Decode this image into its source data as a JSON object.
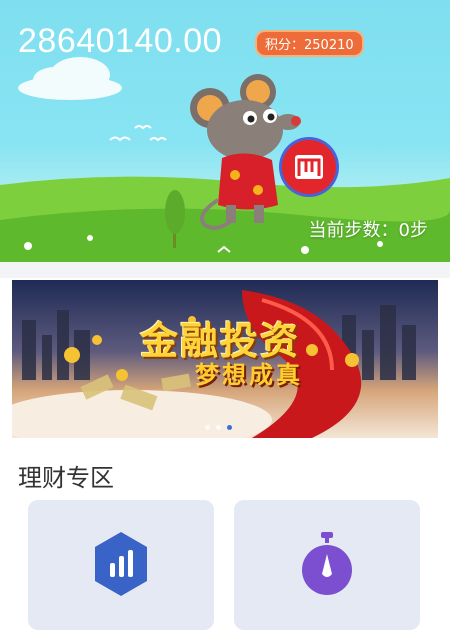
{
  "header": {
    "balance": "28640140.00",
    "points_badge": "积分：250210",
    "steps_text": "当前步数：0步",
    "coin_logo": "m-coin-icon"
  },
  "banner": {
    "headline": "金融投资",
    "subline": "梦想成真",
    "carousel": {
      "slides": 3,
      "active": 3
    }
  },
  "finance": {
    "section_title": "理财专区",
    "cards": [
      {
        "icon": "bar-chart-hexagon-icon",
        "color": "#3a63c7"
      },
      {
        "icon": "stopwatch-icon",
        "color": "#7b4fd0"
      }
    ]
  },
  "colors": {
    "sky": "#88e4f2",
    "grass": "#7ed23f",
    "badge": "#ee6c3a",
    "card_bg": "#e5e9f3"
  }
}
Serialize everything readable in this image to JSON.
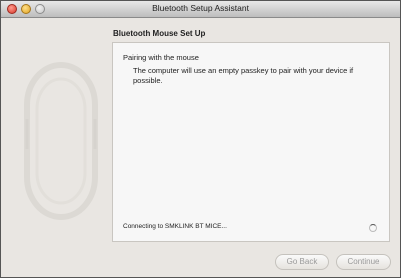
{
  "window": {
    "title": "Bluetooth Setup Assistant"
  },
  "header": {
    "title": "Bluetooth Mouse Set Up"
  },
  "panel": {
    "heading": "Pairing with the mouse",
    "body": "The computer will use an empty passkey to pair with your device if possible.",
    "status": "Connecting to SMKLINK BT MICE..."
  },
  "buttons": {
    "go_back": "Go Back",
    "continue": "Continue"
  },
  "icons": {
    "titlebar": [
      "close-icon",
      "minimize-icon",
      "zoom-icon"
    ],
    "illustration": "mouse-icon",
    "progress": "spinner-icon"
  },
  "colors": {
    "close": "#d8372a",
    "minimize": "#e0a221",
    "zoom": "#c6c6c6",
    "window_bg": "#e9e6e2"
  }
}
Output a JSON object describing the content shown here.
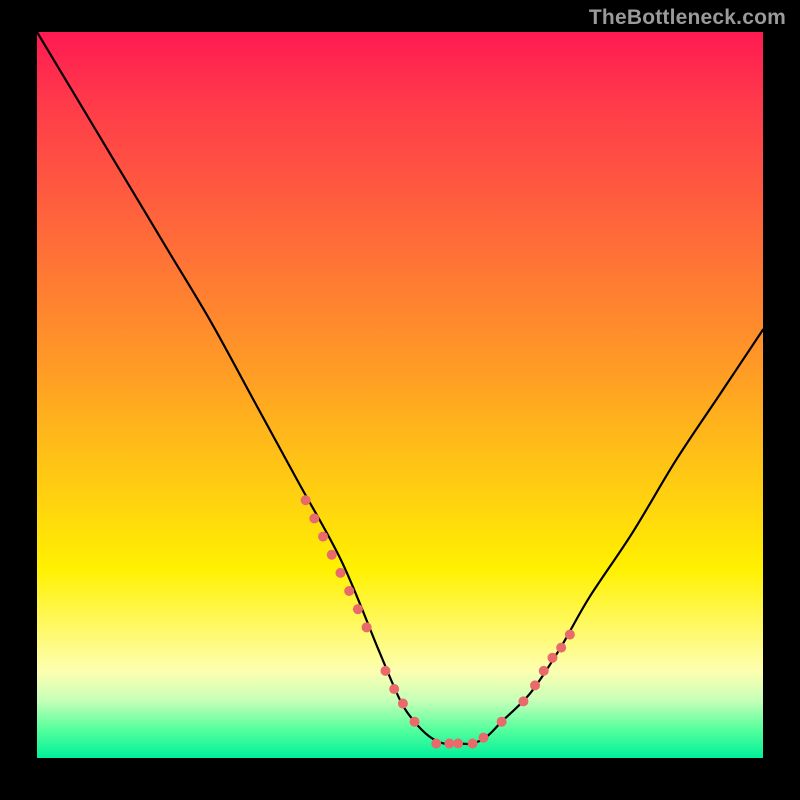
{
  "watermark": "TheBottleneck.com",
  "chart_data": {
    "type": "line",
    "title": "",
    "xlabel": "",
    "ylabel": "",
    "xlim": [
      0,
      100
    ],
    "ylim": [
      0,
      100
    ],
    "grid": false,
    "series": [
      {
        "name": "bottleneck-curve",
        "x": [
          0,
          6,
          12,
          18,
          24,
          30,
          36,
          42,
          47,
          50,
          52,
          54,
          56,
          58,
          60,
          62,
          64,
          68,
          72,
          76,
          82,
          88,
          94,
          100
        ],
        "values": [
          100,
          90,
          80,
          70,
          60,
          49,
          38,
          27,
          15,
          8,
          5,
          3,
          2,
          2,
          2,
          3,
          5,
          9,
          15,
          22,
          31,
          41,
          50,
          59
        ]
      }
    ],
    "markers": {
      "name": "highlight-points",
      "color": "#e86a6a",
      "radius": 5,
      "x": [
        37.0,
        38.2,
        39.4,
        40.6,
        41.8,
        43.0,
        44.2,
        45.4,
        48.0,
        49.2,
        50.4,
        52.0,
        55.0,
        56.8,
        58.0,
        60.0,
        61.5,
        64.0,
        67.0,
        68.6,
        69.8,
        71.0,
        72.2,
        73.4
      ],
      "values": [
        35.5,
        33.0,
        30.5,
        28.0,
        25.5,
        23.0,
        20.5,
        18.0,
        12.0,
        9.5,
        7.5,
        5.0,
        2.0,
        2.0,
        2.0,
        2.0,
        2.8,
        5.0,
        7.8,
        10.0,
        12.0,
        13.8,
        15.2,
        17.0
      ]
    },
    "background_gradient": {
      "top_color": "#ff1a52",
      "bottom_color": "#00f09a"
    }
  }
}
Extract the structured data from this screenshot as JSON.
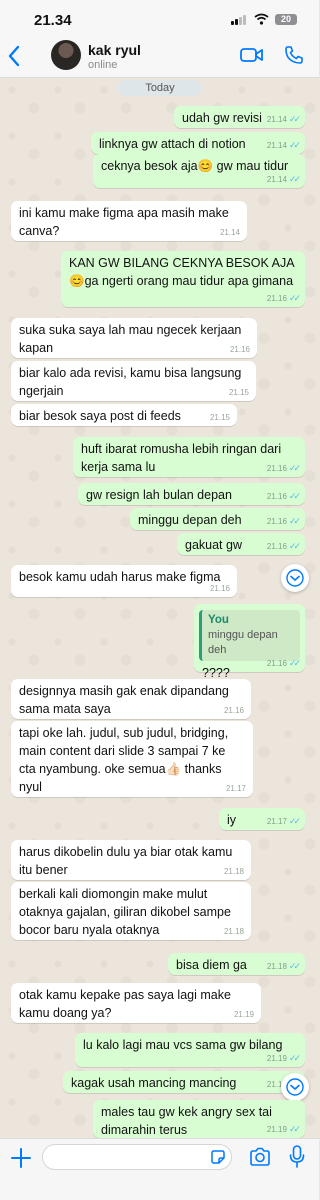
########
Problem details ▸
Pull out all lines of the data with the string "this".

Output of the exercise ▸
Decode this image into its source data as a JSON object.
Serialize everything readable in this image to JSON.
Extract the structured data from this screenshot as JSON.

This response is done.